What the task asks: Extract all lines that hold "screenshot" from the records below.

Data records
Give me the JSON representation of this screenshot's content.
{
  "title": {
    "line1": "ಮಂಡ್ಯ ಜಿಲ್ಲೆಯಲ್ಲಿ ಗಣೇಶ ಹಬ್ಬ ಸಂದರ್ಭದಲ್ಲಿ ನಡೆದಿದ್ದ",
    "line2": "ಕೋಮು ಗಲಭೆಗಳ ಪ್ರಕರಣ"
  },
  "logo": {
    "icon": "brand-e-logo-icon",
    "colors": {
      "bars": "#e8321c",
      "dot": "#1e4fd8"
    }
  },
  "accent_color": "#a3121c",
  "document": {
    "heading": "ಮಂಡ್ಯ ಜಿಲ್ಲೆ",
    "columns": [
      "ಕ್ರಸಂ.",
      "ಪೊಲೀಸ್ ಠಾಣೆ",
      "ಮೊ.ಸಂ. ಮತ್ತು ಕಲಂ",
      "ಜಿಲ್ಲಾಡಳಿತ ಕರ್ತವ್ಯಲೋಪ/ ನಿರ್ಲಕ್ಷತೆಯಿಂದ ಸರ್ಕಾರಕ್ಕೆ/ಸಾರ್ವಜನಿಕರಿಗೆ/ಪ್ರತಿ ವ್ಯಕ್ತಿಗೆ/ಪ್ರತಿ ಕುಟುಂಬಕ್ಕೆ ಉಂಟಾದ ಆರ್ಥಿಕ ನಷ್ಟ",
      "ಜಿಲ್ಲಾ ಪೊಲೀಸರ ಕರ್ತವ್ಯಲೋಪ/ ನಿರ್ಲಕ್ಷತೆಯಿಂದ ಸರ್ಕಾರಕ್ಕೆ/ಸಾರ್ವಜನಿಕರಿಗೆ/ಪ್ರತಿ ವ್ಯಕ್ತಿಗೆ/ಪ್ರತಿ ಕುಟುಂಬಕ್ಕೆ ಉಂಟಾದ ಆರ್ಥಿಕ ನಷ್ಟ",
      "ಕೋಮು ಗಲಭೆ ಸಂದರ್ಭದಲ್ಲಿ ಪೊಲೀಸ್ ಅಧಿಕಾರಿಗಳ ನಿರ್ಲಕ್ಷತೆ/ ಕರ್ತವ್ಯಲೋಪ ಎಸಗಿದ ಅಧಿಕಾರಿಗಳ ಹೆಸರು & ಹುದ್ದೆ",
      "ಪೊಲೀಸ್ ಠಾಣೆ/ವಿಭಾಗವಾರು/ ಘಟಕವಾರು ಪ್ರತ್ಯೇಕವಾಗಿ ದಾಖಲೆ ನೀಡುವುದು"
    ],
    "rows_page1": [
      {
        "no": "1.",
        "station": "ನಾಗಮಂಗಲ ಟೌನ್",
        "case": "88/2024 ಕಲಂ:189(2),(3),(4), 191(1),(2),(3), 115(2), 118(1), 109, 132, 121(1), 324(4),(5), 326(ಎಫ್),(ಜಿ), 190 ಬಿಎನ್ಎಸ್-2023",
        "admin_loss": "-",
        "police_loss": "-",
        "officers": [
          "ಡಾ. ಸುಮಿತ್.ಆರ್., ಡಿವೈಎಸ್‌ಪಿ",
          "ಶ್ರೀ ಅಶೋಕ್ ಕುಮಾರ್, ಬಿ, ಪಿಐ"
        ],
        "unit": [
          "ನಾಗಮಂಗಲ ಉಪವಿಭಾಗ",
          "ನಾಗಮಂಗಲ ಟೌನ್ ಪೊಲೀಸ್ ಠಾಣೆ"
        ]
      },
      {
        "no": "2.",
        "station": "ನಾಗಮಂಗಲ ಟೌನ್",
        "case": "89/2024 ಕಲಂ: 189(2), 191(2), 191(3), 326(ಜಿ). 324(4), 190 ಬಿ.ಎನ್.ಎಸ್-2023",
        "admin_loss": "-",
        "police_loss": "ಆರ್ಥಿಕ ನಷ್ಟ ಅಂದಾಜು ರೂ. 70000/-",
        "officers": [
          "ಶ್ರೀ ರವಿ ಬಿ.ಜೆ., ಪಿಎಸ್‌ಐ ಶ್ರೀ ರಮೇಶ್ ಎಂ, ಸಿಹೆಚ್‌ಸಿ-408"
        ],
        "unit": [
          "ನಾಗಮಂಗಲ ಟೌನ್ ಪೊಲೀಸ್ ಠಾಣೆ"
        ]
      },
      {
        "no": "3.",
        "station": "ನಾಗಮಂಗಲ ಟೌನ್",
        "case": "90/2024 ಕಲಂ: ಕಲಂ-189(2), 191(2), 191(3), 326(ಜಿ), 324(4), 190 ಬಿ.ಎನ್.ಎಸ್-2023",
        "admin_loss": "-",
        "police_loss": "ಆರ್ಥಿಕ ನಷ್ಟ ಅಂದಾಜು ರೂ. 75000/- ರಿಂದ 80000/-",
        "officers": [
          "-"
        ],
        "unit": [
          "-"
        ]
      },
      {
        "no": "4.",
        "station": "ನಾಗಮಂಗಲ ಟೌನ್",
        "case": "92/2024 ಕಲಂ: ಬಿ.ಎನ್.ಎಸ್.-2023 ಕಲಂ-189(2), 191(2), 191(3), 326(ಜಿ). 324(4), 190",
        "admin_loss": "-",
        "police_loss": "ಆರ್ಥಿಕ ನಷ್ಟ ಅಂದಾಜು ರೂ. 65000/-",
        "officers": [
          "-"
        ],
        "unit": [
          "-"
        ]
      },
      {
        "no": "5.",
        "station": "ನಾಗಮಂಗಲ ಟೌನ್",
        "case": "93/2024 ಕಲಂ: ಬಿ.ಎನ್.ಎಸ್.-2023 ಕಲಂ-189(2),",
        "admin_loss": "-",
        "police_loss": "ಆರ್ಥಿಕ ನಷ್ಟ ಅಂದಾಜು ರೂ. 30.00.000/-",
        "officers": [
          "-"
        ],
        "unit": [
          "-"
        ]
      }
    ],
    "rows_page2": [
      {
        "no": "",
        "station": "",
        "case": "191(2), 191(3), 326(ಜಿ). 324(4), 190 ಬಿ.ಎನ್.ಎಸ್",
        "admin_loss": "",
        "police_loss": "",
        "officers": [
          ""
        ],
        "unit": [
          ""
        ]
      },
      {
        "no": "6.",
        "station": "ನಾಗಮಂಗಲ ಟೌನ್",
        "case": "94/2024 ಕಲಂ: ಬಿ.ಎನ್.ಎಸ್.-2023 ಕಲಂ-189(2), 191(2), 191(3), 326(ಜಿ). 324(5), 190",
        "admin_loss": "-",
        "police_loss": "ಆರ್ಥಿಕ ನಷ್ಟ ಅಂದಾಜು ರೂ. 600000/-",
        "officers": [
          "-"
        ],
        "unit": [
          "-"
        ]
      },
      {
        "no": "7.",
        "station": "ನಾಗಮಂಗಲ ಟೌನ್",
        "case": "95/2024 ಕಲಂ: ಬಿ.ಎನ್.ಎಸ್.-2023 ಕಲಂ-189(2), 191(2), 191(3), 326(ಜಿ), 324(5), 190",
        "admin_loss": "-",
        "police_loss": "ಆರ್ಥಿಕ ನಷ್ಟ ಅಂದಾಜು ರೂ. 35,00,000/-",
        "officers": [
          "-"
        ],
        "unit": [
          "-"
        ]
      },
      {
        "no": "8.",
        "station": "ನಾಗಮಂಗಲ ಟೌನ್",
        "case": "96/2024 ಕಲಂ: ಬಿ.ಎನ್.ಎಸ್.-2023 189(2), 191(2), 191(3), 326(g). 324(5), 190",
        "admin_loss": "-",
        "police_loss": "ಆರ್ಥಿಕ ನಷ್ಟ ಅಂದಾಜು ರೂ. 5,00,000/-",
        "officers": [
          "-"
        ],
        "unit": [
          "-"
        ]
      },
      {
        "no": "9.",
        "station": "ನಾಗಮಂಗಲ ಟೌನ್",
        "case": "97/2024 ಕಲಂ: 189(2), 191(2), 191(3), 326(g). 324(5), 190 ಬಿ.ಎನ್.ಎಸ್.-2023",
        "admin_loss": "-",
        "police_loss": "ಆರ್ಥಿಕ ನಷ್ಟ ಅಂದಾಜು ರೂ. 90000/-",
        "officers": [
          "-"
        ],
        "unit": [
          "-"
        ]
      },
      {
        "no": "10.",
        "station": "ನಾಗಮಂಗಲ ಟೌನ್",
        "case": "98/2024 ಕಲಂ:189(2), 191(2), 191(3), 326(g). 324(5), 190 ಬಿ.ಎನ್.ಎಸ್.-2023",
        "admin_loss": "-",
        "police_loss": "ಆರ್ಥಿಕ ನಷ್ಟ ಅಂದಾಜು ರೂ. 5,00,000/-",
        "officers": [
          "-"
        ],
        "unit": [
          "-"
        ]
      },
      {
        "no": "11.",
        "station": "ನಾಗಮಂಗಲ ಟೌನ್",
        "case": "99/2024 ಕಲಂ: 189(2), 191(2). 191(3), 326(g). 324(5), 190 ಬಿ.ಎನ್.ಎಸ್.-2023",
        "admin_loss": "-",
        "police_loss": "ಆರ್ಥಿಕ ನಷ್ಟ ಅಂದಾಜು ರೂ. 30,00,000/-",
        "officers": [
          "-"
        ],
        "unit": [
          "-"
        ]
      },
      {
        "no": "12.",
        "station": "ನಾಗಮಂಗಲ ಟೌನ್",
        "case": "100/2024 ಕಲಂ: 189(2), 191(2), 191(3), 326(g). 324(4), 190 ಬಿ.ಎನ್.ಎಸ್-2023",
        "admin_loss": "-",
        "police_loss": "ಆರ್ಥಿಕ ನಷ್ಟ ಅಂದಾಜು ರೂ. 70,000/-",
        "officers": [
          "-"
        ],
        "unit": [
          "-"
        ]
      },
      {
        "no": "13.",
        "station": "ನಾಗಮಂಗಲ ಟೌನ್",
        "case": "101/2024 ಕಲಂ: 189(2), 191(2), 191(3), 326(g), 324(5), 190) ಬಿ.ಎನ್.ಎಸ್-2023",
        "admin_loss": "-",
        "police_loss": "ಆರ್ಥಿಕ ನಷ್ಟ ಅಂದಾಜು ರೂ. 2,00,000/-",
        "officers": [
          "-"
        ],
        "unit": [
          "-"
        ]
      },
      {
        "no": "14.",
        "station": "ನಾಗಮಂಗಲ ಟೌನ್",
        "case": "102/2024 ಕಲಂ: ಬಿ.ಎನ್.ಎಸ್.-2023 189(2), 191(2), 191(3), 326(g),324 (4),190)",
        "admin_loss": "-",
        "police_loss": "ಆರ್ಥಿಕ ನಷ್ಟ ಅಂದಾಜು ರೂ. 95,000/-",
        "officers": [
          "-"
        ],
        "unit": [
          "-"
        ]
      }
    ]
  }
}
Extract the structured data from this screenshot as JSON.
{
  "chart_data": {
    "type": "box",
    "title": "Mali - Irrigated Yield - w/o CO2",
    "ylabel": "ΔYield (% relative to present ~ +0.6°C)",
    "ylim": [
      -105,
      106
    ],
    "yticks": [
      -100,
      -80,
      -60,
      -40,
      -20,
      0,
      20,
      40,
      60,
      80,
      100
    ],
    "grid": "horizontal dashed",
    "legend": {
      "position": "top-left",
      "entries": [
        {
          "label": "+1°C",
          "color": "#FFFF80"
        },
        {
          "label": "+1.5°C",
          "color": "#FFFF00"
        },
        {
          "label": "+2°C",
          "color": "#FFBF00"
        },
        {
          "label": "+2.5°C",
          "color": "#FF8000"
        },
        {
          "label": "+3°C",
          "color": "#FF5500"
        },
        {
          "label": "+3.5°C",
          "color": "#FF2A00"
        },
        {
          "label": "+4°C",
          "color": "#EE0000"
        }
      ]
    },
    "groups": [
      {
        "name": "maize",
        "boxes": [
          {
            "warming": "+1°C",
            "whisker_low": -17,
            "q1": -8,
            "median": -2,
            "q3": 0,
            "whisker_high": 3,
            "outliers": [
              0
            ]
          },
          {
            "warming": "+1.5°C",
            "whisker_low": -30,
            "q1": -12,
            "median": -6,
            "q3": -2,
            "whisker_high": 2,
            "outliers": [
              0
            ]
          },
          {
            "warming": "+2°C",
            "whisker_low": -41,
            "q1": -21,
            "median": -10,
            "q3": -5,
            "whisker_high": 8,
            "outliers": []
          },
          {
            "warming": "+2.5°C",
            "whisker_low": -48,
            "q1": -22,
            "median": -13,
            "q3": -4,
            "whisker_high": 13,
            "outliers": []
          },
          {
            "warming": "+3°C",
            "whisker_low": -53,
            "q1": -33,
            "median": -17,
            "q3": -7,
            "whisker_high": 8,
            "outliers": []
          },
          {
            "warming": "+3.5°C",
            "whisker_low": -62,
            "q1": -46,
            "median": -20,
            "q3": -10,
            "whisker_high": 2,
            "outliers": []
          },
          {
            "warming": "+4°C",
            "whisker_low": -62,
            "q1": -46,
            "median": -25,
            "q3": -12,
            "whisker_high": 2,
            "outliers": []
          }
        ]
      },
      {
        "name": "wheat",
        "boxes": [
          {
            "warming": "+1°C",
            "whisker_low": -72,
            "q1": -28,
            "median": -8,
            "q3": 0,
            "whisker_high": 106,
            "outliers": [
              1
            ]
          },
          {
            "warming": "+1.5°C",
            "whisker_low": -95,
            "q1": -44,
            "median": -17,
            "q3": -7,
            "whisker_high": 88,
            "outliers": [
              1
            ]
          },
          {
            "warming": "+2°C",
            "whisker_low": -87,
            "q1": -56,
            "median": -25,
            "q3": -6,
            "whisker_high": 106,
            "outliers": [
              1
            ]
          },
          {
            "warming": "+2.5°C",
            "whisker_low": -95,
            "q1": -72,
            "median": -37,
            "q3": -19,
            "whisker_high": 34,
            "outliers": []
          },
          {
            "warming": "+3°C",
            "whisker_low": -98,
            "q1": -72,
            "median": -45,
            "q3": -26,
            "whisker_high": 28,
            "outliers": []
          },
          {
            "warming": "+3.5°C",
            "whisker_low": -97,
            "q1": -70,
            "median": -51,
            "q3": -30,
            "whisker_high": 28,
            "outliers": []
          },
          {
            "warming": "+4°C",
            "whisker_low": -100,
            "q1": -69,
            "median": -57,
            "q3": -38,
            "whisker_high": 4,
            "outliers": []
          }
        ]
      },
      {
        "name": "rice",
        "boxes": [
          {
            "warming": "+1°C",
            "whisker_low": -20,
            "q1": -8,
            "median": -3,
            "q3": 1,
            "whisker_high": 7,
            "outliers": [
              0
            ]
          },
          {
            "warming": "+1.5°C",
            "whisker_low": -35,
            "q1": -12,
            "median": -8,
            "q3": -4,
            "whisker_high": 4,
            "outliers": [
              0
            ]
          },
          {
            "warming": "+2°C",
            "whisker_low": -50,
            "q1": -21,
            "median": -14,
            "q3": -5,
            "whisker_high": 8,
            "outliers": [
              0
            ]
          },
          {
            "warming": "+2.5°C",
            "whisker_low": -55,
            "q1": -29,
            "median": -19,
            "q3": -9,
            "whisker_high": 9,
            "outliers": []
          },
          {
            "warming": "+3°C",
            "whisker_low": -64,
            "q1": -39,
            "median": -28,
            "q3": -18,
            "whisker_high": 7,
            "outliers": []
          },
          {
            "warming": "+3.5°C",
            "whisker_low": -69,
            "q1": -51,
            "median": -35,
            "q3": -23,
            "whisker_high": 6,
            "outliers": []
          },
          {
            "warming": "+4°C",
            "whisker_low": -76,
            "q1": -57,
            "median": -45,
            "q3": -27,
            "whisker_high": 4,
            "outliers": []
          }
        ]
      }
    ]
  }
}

Answer for the task:
Give me the JSON representation of this screenshot's content.
Extract the structured data from this screenshot as JSON.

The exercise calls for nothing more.